Task instructions: Below are records; extract exactly the lines from the one with "What's the underlying" through the final line, including both, but drop the pictures.

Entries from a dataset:
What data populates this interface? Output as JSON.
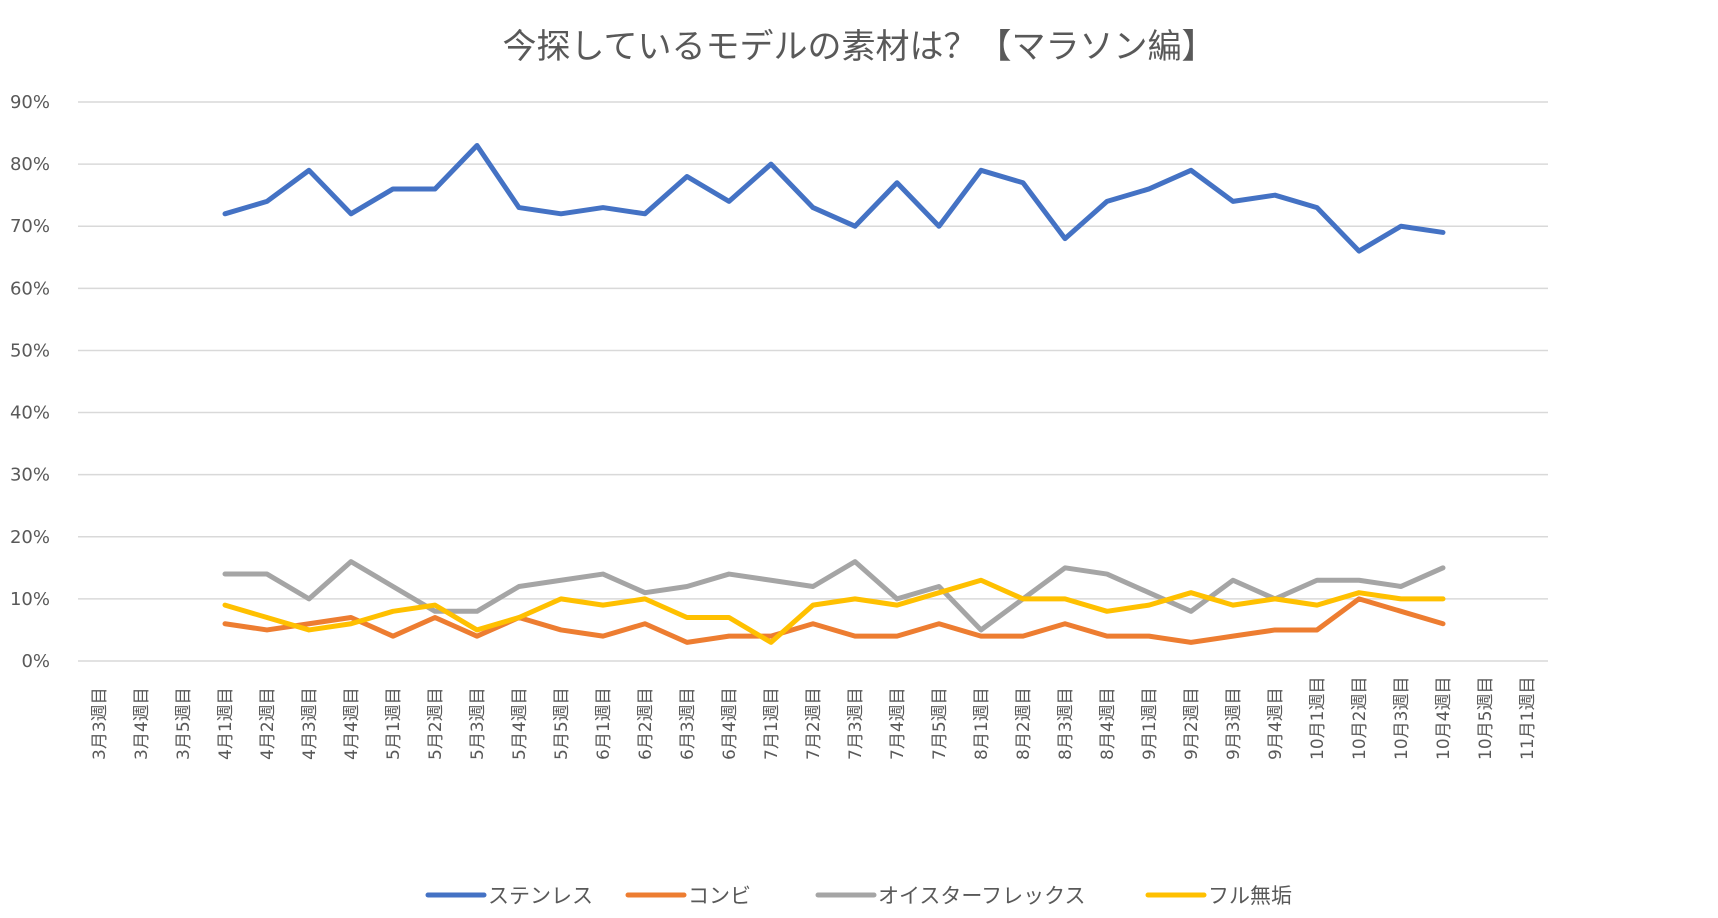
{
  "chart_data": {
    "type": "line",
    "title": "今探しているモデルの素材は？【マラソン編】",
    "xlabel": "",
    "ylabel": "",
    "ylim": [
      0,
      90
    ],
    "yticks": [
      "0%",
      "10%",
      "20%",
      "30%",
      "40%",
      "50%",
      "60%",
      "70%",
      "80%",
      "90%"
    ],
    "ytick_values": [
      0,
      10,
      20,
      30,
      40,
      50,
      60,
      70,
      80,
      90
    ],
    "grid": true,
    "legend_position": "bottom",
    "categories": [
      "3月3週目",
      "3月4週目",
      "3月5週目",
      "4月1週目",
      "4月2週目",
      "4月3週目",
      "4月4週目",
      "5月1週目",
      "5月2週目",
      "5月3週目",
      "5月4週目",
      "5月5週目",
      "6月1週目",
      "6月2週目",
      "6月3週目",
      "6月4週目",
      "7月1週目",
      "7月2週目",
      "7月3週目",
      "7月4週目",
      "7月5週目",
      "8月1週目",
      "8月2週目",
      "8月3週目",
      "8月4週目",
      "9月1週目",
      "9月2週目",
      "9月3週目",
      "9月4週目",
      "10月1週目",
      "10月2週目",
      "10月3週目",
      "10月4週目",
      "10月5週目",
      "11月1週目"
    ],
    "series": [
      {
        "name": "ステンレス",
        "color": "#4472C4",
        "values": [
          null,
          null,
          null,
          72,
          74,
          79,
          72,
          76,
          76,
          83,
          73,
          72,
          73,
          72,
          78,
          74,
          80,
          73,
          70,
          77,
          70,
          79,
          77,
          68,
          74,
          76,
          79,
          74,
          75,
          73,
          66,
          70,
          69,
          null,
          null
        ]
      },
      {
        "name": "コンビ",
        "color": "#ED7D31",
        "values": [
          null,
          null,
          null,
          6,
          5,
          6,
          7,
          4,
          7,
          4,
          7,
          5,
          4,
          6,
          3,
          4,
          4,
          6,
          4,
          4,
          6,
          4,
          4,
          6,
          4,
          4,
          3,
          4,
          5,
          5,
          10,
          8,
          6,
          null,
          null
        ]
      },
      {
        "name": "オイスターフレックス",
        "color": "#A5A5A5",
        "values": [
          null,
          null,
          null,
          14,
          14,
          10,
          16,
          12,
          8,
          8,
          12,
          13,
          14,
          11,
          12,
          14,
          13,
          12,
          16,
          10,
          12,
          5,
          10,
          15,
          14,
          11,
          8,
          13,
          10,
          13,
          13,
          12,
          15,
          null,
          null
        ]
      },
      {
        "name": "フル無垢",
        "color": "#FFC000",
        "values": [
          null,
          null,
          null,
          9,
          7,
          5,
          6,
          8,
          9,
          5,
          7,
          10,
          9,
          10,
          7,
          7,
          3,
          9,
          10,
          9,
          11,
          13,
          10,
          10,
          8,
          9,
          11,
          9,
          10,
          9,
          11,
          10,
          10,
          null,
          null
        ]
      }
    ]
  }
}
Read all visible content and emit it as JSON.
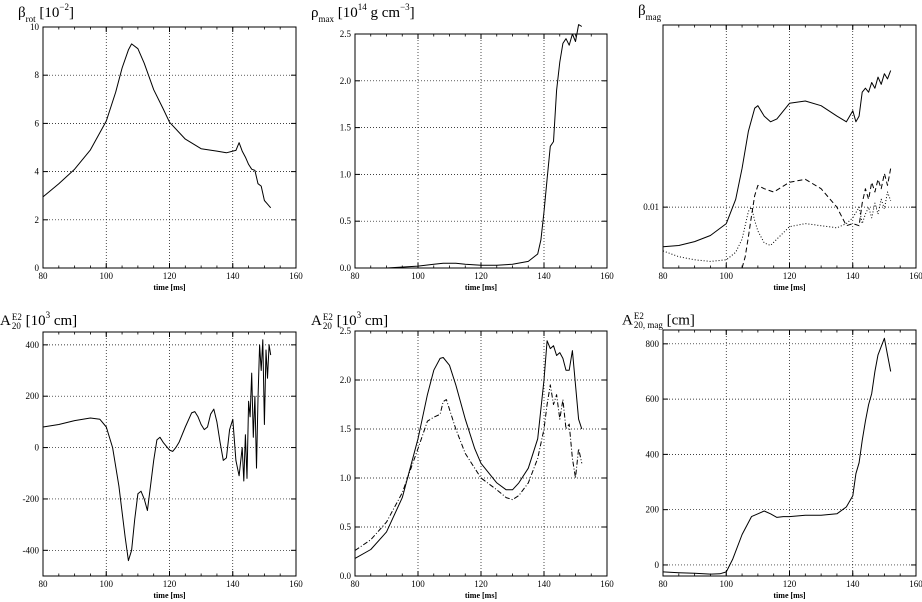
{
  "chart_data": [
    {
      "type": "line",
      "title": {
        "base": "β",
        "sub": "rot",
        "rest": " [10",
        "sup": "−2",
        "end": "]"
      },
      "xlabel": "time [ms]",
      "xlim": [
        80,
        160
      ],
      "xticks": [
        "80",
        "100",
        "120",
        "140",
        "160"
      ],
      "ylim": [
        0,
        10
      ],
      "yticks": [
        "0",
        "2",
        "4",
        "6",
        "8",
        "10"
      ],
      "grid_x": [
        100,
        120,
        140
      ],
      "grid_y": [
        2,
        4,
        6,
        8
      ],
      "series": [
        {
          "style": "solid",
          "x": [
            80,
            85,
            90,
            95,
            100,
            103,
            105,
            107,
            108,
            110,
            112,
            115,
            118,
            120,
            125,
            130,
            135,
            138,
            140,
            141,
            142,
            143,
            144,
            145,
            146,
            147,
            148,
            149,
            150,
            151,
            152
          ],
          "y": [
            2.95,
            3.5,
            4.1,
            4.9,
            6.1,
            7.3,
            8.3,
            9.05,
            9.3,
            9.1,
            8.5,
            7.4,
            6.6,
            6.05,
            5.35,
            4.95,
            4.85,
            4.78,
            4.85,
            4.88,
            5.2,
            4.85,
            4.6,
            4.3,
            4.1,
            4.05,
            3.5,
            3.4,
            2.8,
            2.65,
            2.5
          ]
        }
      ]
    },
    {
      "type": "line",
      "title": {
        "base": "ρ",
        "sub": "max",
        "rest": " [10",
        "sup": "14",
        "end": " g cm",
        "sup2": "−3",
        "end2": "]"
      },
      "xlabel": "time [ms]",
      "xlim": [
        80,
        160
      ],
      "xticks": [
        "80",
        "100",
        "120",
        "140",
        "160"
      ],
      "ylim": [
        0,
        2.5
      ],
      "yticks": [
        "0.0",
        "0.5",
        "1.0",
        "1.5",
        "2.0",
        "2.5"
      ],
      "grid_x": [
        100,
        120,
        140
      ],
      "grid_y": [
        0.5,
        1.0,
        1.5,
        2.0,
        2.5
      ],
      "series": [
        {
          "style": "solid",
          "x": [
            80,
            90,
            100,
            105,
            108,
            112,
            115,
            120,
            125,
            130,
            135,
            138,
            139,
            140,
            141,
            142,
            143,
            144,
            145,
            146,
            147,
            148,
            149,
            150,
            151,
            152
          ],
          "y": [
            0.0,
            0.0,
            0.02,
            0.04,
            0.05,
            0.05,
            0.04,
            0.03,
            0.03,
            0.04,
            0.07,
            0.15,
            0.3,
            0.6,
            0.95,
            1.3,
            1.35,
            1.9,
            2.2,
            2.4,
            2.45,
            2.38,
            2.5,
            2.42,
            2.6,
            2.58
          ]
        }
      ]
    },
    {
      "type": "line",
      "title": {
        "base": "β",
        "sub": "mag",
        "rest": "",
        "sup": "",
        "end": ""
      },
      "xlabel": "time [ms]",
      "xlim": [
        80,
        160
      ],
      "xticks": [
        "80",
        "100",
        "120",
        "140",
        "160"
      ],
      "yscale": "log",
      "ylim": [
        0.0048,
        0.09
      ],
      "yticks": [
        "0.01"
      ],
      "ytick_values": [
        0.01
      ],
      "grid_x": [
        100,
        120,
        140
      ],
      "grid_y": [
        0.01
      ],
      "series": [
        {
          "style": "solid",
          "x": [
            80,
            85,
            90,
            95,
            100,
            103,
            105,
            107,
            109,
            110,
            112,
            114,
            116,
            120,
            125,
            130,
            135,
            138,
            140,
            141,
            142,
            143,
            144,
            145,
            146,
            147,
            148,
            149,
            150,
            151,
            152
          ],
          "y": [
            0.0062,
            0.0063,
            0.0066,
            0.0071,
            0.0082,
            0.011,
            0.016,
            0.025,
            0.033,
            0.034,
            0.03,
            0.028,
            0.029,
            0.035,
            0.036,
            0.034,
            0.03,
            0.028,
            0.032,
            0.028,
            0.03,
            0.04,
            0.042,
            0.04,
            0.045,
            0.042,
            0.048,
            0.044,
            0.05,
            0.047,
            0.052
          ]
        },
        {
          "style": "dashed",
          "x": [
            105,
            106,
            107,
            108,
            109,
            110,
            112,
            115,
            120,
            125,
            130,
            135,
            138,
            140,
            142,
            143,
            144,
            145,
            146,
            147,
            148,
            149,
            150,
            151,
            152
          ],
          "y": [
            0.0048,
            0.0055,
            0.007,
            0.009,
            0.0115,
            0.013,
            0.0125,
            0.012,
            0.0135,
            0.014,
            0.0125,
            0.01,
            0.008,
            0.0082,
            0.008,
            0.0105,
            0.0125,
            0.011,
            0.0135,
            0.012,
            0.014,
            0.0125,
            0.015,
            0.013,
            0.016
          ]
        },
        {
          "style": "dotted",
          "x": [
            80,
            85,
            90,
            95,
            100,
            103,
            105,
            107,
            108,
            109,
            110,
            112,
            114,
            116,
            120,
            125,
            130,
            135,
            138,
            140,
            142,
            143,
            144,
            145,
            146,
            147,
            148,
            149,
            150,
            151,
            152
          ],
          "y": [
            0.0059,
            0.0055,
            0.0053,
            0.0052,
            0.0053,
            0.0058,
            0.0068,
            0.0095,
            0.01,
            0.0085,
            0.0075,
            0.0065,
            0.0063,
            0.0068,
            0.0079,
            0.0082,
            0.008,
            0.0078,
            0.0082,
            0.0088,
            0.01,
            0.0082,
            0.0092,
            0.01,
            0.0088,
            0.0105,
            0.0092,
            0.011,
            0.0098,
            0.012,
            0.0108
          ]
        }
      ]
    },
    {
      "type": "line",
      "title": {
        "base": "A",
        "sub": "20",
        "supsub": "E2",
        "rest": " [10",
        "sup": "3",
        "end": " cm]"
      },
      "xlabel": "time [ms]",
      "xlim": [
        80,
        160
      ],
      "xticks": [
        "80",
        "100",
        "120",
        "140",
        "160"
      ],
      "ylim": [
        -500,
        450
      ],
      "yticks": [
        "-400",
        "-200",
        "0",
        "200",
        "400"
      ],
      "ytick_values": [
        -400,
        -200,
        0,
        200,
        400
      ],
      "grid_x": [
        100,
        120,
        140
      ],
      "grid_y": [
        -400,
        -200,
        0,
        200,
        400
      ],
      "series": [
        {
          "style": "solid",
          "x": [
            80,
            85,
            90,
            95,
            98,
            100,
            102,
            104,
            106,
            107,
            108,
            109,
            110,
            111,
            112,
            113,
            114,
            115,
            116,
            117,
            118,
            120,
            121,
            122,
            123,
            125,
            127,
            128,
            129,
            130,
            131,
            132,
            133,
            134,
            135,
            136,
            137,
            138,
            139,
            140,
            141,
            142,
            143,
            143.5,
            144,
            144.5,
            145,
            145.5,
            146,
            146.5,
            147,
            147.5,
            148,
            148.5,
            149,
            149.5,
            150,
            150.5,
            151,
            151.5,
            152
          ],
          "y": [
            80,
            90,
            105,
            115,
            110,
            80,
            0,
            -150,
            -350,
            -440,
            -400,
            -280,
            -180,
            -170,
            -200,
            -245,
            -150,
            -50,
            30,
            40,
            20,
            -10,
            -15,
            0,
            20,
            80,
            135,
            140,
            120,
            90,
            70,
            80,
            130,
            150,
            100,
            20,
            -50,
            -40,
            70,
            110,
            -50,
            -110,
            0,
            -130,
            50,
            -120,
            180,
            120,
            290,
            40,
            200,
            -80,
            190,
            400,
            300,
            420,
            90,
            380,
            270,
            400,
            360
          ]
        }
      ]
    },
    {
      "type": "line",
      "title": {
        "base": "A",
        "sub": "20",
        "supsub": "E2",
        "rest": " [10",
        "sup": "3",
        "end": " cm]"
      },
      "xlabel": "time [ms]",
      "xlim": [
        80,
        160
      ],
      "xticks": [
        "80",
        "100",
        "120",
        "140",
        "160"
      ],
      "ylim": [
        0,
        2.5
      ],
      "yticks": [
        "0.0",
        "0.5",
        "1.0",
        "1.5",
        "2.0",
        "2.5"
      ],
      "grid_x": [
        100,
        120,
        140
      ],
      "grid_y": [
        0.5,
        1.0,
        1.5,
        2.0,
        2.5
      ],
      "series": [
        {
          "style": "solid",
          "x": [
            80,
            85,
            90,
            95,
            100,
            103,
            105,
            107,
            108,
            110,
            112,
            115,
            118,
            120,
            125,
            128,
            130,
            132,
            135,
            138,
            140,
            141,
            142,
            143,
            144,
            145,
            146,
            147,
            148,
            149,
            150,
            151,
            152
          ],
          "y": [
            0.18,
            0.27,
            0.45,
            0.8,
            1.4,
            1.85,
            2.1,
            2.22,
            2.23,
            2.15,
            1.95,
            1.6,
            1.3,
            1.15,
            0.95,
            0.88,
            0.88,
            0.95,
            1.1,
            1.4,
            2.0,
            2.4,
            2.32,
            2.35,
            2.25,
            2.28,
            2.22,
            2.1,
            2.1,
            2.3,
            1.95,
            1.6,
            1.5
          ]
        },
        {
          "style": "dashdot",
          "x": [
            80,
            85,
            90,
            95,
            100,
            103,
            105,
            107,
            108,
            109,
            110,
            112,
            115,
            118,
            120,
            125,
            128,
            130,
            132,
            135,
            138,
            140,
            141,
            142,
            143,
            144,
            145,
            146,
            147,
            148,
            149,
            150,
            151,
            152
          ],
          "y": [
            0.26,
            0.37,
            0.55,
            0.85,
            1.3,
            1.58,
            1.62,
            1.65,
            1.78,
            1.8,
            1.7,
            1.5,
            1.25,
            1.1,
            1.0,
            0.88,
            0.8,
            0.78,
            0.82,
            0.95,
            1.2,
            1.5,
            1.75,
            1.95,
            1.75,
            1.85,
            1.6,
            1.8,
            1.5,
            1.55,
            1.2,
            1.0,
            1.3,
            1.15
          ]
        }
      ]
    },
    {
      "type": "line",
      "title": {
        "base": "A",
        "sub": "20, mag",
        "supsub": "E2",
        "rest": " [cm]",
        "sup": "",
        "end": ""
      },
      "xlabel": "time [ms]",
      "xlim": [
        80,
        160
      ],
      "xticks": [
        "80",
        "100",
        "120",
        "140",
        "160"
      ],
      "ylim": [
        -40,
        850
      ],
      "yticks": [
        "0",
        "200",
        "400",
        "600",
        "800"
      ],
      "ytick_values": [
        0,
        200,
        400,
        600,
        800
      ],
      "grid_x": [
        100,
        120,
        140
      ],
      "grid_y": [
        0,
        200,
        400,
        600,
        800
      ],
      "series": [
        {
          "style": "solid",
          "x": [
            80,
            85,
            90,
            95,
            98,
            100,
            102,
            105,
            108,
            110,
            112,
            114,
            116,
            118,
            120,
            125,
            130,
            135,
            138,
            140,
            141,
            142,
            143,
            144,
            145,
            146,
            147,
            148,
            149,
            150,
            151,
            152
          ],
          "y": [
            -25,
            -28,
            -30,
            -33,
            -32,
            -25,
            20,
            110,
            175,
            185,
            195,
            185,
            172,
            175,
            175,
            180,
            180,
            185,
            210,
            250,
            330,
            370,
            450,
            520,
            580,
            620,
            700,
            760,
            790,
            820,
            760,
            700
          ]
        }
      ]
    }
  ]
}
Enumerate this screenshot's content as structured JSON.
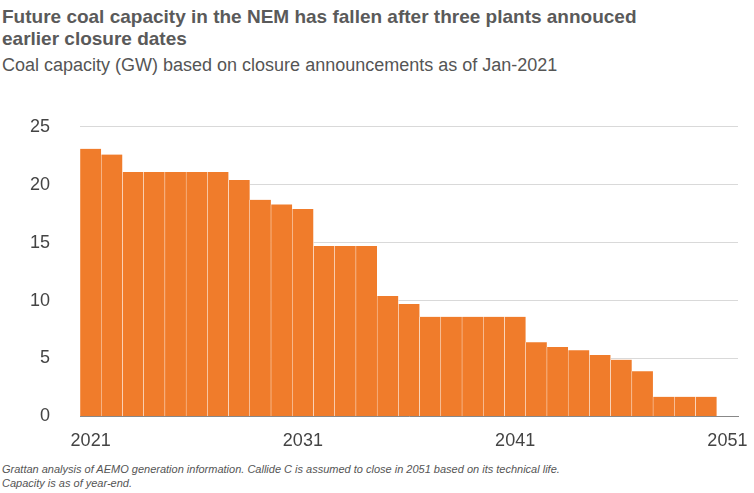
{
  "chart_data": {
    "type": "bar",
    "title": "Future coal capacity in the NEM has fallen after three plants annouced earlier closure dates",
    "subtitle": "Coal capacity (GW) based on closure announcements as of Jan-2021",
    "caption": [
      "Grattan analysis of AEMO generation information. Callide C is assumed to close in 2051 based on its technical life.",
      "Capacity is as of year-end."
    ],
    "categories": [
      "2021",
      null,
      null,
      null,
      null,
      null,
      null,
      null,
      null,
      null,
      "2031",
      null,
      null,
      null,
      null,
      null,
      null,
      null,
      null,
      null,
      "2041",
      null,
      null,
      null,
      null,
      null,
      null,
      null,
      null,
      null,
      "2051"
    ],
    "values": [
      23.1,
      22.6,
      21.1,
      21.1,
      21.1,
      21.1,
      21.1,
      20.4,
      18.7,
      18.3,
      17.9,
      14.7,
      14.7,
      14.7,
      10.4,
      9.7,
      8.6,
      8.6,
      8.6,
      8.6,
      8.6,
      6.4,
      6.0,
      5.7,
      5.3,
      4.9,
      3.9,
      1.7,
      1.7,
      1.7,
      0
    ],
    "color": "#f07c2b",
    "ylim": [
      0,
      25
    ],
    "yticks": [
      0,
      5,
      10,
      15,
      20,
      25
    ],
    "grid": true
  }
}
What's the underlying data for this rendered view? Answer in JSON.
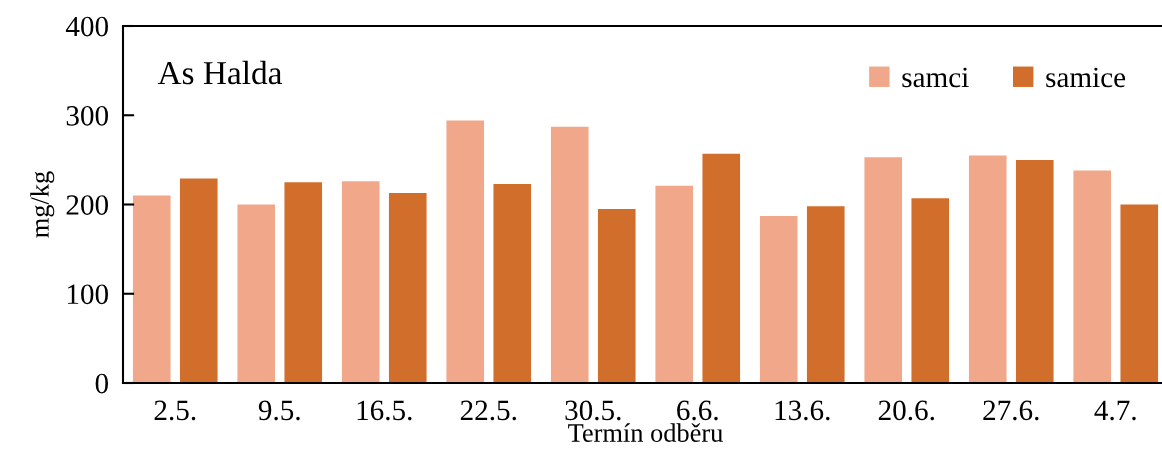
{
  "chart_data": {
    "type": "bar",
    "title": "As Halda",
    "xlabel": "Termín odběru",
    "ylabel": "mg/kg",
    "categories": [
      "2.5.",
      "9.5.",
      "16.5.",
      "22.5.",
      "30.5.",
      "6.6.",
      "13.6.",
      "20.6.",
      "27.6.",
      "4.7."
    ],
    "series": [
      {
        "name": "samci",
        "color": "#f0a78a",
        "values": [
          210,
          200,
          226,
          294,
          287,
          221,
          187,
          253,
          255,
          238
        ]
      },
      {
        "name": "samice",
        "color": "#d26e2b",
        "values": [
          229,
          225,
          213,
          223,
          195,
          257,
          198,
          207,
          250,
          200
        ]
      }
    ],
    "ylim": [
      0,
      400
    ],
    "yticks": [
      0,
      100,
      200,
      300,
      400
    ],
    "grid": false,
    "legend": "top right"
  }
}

Expected answer:
What's the underlying data for this rendered view? Answer in JSON.
{
  "chart_data": {
    "type": "bar",
    "title": "As Halda",
    "xlabel": "Termín odběru",
    "ylabel": "mg/kg",
    "categories": [
      "2.5.",
      "9.5.",
      "16.5.",
      "22.5.",
      "30.5.",
      "6.6.",
      "13.6.",
      "20.6.",
      "27.6.",
      "4.7."
    ],
    "series": [
      {
        "name": "samci",
        "color": "#f0a78a",
        "values": [
          210,
          200,
          226,
          294,
          287,
          221,
          187,
          253,
          255,
          238
        ]
      },
      {
        "name": "samice",
        "color": "#d26e2b",
        "values": [
          229,
          225,
          213,
          223,
          195,
          257,
          198,
          207,
          250,
          200
        ]
      }
    ],
    "ylim": [
      0,
      400
    ],
    "yticks": [
      0,
      100,
      200,
      300,
      400
    ],
    "grid": false,
    "legend": "top right"
  }
}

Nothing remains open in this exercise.